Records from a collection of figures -

--------------------------------------------------

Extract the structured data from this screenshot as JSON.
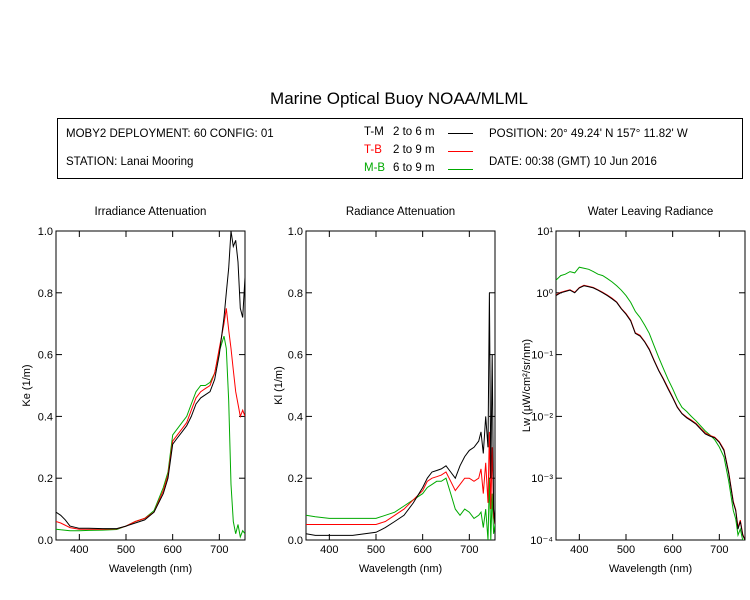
{
  "title": "Marine Optical Buoy NOAA/MLML",
  "info": {
    "deployment": "MOBY2 DEPLOYMENT: 60 CONFIG: 01",
    "station": "STATION: Lanai Mooring",
    "position": "POSITION: 20° 49.24' N   157° 11.82' W",
    "date": "DATE: 00:38 (GMT) 10 Jun 2016",
    "legend": [
      {
        "code": "T-M",
        "range": "2 to 6  m",
        "color": "#000000"
      },
      {
        "code": "T-B",
        "range": "2 to 9  m",
        "color": "#ff0000"
      },
      {
        "code": "M-B",
        "range": "6 to 9  m",
        "color": "#00aa00"
      }
    ]
  },
  "chart_data": [
    {
      "type": "line",
      "title": "Irradiance Attenuation",
      "xlabel": "Wavelength (nm)",
      "ylabel": "Ke  (1/m)",
      "xlim": [
        350,
        755
      ],
      "ylim": [
        0,
        1.0
      ],
      "xticks": [
        400,
        500,
        600,
        700
      ],
      "yticks": [
        "0.0",
        "0.2",
        "0.4",
        "0.6",
        "0.8",
        "1.0"
      ],
      "series": [
        {
          "name": "T-M",
          "color": "#000000",
          "x": [
            350,
            360,
            370,
            380,
            400,
            420,
            450,
            480,
            500,
            520,
            540,
            560,
            580,
            590,
            600,
            610,
            620,
            630,
            640,
            650,
            660,
            670,
            680,
            690,
            700,
            710,
            715,
            720,
            725,
            730,
            735,
            740,
            745,
            750,
            755
          ],
          "y": [
            0.09,
            0.08,
            0.065,
            0.045,
            0.038,
            0.038,
            0.037,
            0.037,
            0.045,
            0.055,
            0.065,
            0.09,
            0.15,
            0.2,
            0.31,
            0.33,
            0.35,
            0.37,
            0.4,
            0.44,
            0.46,
            0.47,
            0.48,
            0.52,
            0.6,
            0.72,
            0.8,
            0.88,
            1.0,
            0.95,
            0.97,
            0.9,
            0.75,
            0.72,
            0.85
          ]
        },
        {
          "name": "T-B",
          "color": "#ff0000",
          "x": [
            350,
            360,
            380,
            400,
            420,
            450,
            480,
            500,
            520,
            540,
            560,
            580,
            590,
            600,
            610,
            620,
            630,
            640,
            650,
            660,
            670,
            680,
            690,
            700,
            710,
            715,
            720,
            725,
            730,
            735,
            740,
            745,
            750,
            755
          ],
          "y": [
            0.06,
            0.055,
            0.04,
            0.035,
            0.035,
            0.035,
            0.036,
            0.045,
            0.06,
            0.07,
            0.09,
            0.16,
            0.21,
            0.32,
            0.34,
            0.36,
            0.38,
            0.42,
            0.46,
            0.48,
            0.49,
            0.5,
            0.54,
            0.62,
            0.7,
            0.75,
            0.68,
            0.62,
            0.55,
            0.48,
            0.44,
            0.4,
            0.42,
            0.4
          ]
        },
        {
          "name": "M-B",
          "color": "#00aa00",
          "x": [
            350,
            360,
            380,
            400,
            420,
            450,
            480,
            500,
            520,
            540,
            560,
            580,
            590,
            600,
            610,
            620,
            630,
            640,
            650,
            660,
            670,
            680,
            690,
            700,
            710,
            715,
            720,
            725,
            730,
            735,
            740,
            745,
            750,
            755
          ],
          "y": [
            0.035,
            0.033,
            0.03,
            0.03,
            0.031,
            0.032,
            0.034,
            0.045,
            0.06,
            0.07,
            0.095,
            0.17,
            0.22,
            0.34,
            0.36,
            0.38,
            0.4,
            0.44,
            0.48,
            0.5,
            0.5,
            0.51,
            0.54,
            0.61,
            0.66,
            0.62,
            0.45,
            0.18,
            0.06,
            0.02,
            0.05,
            0.01,
            0.03,
            0.02
          ]
        }
      ]
    },
    {
      "type": "line",
      "title": "Radiance Attenuation",
      "xlabel": "Wavelength (nm)",
      "ylabel": "Kl  (1/m)",
      "xlim": [
        350,
        755
      ],
      "ylim": [
        0,
        1.0
      ],
      "xticks": [
        400,
        500,
        600,
        700
      ],
      "yticks": [
        "0.0",
        "0.2",
        "0.4",
        "0.6",
        "0.8",
        "1.0"
      ],
      "series": [
        {
          "name": "T-M",
          "color": "#000000",
          "x": [
            350,
            370,
            400,
            450,
            500,
            520,
            540,
            560,
            580,
            600,
            610,
            620,
            630,
            640,
            650,
            660,
            670,
            680,
            690,
            700,
            710,
            720,
            725,
            730,
            735,
            740,
            743,
            746,
            749,
            752,
            755
          ],
          "y": [
            0.02,
            0.015,
            0.015,
            0.015,
            0.025,
            0.04,
            0.06,
            0.08,
            0.12,
            0.17,
            0.2,
            0.22,
            0.225,
            0.23,
            0.24,
            0.22,
            0.2,
            0.24,
            0.27,
            0.29,
            0.3,
            0.32,
            0.35,
            0.28,
            0.4,
            0.3,
            0.8,
            0.2,
            0.6,
            0.1,
            0.05
          ]
        },
        {
          "name": "T-B",
          "color": "#ff0000",
          "x": [
            350,
            370,
            400,
            450,
            500,
            520,
            540,
            560,
            580,
            600,
            610,
            620,
            630,
            640,
            650,
            660,
            670,
            680,
            690,
            700,
            710,
            720,
            725,
            730,
            735,
            740,
            743,
            746,
            749,
            752,
            755
          ],
          "y": [
            0.05,
            0.05,
            0.05,
            0.05,
            0.05,
            0.06,
            0.08,
            0.1,
            0.13,
            0.16,
            0.19,
            0.2,
            0.205,
            0.21,
            0.22,
            0.19,
            0.16,
            0.18,
            0.2,
            0.2,
            0.19,
            0.2,
            0.23,
            0.15,
            0.25,
            0.12,
            0.35,
            0.1,
            0.3,
            0.08,
            0.05
          ]
        },
        {
          "name": "M-B",
          "color": "#00aa00",
          "x": [
            350,
            370,
            400,
            450,
            500,
            520,
            540,
            560,
            580,
            600,
            610,
            620,
            630,
            640,
            650,
            660,
            670,
            680,
            690,
            700,
            710,
            720,
            725,
            730,
            735,
            740,
            743,
            746,
            749,
            752,
            755
          ],
          "y": [
            0.08,
            0.075,
            0.07,
            0.07,
            0.07,
            0.08,
            0.09,
            0.11,
            0.13,
            0.15,
            0.17,
            0.18,
            0.19,
            0.19,
            0.2,
            0.15,
            0.1,
            0.08,
            0.1,
            0.09,
            0.07,
            0.08,
            0.09,
            0.04,
            0.1,
            0.0,
            0.2,
            0.0,
            0.15,
            0.02,
            0.05
          ]
        }
      ]
    },
    {
      "type": "line",
      "title": "Water Leaving Radiance",
      "xlabel": "Wavelength (nm)",
      "ylabel": "Lw  (µW/cm²/sr/nm)",
      "xlim": [
        350,
        755
      ],
      "yscale": "log",
      "ylim": [
        0.0001,
        10
      ],
      "xticks": [
        400,
        500,
        600,
        700
      ],
      "yticks": [
        "10⁻⁴",
        "10⁻³",
        "10⁻²",
        "10⁻¹",
        "10⁰",
        "10¹"
      ],
      "series": [
        {
          "name": "T-M",
          "color": "#000000",
          "x": [
            350,
            360,
            370,
            380,
            390,
            400,
            410,
            420,
            430,
            440,
            450,
            460,
            470,
            480,
            490,
            500,
            510,
            520,
            530,
            540,
            550,
            560,
            570,
            580,
            590,
            600,
            610,
            620,
            630,
            640,
            650,
            660,
            670,
            680,
            690,
            700,
            710,
            720,
            730,
            735,
            740,
            745,
            750,
            755
          ],
          "y": [
            0.9,
            1.0,
            1.05,
            1.1,
            1.0,
            1.2,
            1.3,
            1.25,
            1.2,
            1.1,
            1.0,
            0.9,
            0.8,
            0.7,
            0.55,
            0.45,
            0.35,
            0.22,
            0.2,
            0.16,
            0.12,
            0.08,
            0.055,
            0.04,
            0.028,
            0.02,
            0.014,
            0.011,
            0.0095,
            0.0085,
            0.0075,
            0.0062,
            0.0052,
            0.0048,
            0.0045,
            0.0038,
            0.0028,
            0.0012,
            0.0004,
            0.0003,
            0.00015,
            0.0002,
            0.00012,
            0.0001
          ]
        },
        {
          "name": "T-B",
          "color": "#ff0000",
          "x": [
            350,
            360,
            370,
            380,
            390,
            400,
            410,
            420,
            430,
            440,
            450,
            460,
            470,
            480,
            490,
            500,
            510,
            520,
            530,
            540,
            550,
            560,
            570,
            580,
            590,
            600,
            610,
            620,
            630,
            640,
            650,
            660,
            670,
            680,
            690,
            700,
            710,
            720,
            730,
            735,
            740,
            745,
            750,
            755
          ],
          "y": [
            0.92,
            1.02,
            1.07,
            1.12,
            1.02,
            1.22,
            1.32,
            1.27,
            1.22,
            1.12,
            1.02,
            0.92,
            0.82,
            0.71,
            0.56,
            0.46,
            0.36,
            0.225,
            0.205,
            0.163,
            0.123,
            0.082,
            0.056,
            0.041,
            0.029,
            0.0205,
            0.0143,
            0.0112,
            0.0097,
            0.0087,
            0.0077,
            0.0064,
            0.0054,
            0.0049,
            0.0046,
            0.0039,
            0.0029,
            0.00125,
            0.00042,
            0.00031,
            0.00016,
            0.00021,
            0.000125,
            0.0001
          ]
        },
        {
          "name": "M-B",
          "color": "#00aa00",
          "x": [
            350,
            360,
            370,
            380,
            390,
            400,
            410,
            420,
            430,
            440,
            450,
            460,
            470,
            480,
            490,
            500,
            510,
            520,
            530,
            540,
            550,
            560,
            570,
            580,
            590,
            600,
            610,
            620,
            630,
            640,
            650,
            660,
            670,
            680,
            690,
            700,
            710,
            720,
            730,
            735,
            740,
            745,
            750,
            755
          ],
          "y": [
            1.6,
            1.9,
            2.0,
            2.2,
            2.1,
            2.6,
            2.5,
            2.4,
            2.2,
            2.0,
            1.9,
            1.7,
            1.5,
            1.3,
            1.1,
            0.9,
            0.7,
            0.5,
            0.4,
            0.3,
            0.22,
            0.14,
            0.09,
            0.06,
            0.04,
            0.028,
            0.019,
            0.014,
            0.012,
            0.01,
            0.0085,
            0.007,
            0.0058,
            0.005,
            0.0042,
            0.0032,
            0.0022,
            0.0009,
            0.0003,
            0.00022,
            0.00012,
            0.00015,
            0.0001,
            0.0001
          ]
        }
      ]
    }
  ]
}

--------------------------------------------------

Task to complete -
Which lines in the data above contain "Attenuation"? Show each one.

Task solution -
      "title": "Irradiance Attenuation",
      "title": "Radiance Attenuation",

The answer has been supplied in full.